■ **PROBLEM DESCRIPTION**
Output the full material exactly as it appears here.

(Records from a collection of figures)

══════════════════════════════

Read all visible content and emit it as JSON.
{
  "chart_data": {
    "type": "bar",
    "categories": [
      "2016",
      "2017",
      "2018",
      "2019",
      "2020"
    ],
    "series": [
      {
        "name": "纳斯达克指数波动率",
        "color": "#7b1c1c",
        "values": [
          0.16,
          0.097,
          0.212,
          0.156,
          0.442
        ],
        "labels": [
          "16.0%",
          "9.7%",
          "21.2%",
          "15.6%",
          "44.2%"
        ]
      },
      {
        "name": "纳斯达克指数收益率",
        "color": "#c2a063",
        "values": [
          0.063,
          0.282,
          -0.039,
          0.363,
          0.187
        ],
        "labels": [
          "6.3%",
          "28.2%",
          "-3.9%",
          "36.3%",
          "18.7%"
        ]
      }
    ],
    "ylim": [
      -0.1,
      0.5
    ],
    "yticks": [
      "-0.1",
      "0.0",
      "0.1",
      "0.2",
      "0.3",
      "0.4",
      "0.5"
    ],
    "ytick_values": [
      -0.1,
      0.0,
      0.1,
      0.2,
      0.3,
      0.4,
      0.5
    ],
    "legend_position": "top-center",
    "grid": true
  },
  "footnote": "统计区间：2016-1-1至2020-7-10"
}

══════════════════════════════

■ **EXERCISE SOLUTION**
Read all visible content and emit it as JSON.
{
  "chart_data": {
    "type": "bar",
    "categories": [
      "2016",
      "2017",
      "2018",
      "2019",
      "2020"
    ],
    "series": [
      {
        "name": "纳斯达克指数波动率",
        "color": "#7b1c1c",
        "values": [
          0.16,
          0.097,
          0.212,
          0.156,
          0.442
        ],
        "labels": [
          "16.0%",
          "9.7%",
          "21.2%",
          "15.6%",
          "44.2%"
        ]
      },
      {
        "name": "纳斯达克指数收益率",
        "color": "#c2a063",
        "values": [
          0.063,
          0.282,
          -0.039,
          0.363,
          0.187
        ],
        "labels": [
          "6.3%",
          "28.2%",
          "-3.9%",
          "36.3%",
          "18.7%"
        ]
      }
    ],
    "ylim": [
      -0.1,
      0.5
    ],
    "yticks": [
      "-0.1",
      "0.0",
      "0.1",
      "0.2",
      "0.3",
      "0.4",
      "0.5"
    ],
    "ytick_values": [
      -0.1,
      0.0,
      0.1,
      0.2,
      0.3,
      0.4,
      0.5
    ],
    "legend_position": "top-center",
    "grid": true
  },
  "footnote": "统计区间：2016-1-1至2020-7-10"
}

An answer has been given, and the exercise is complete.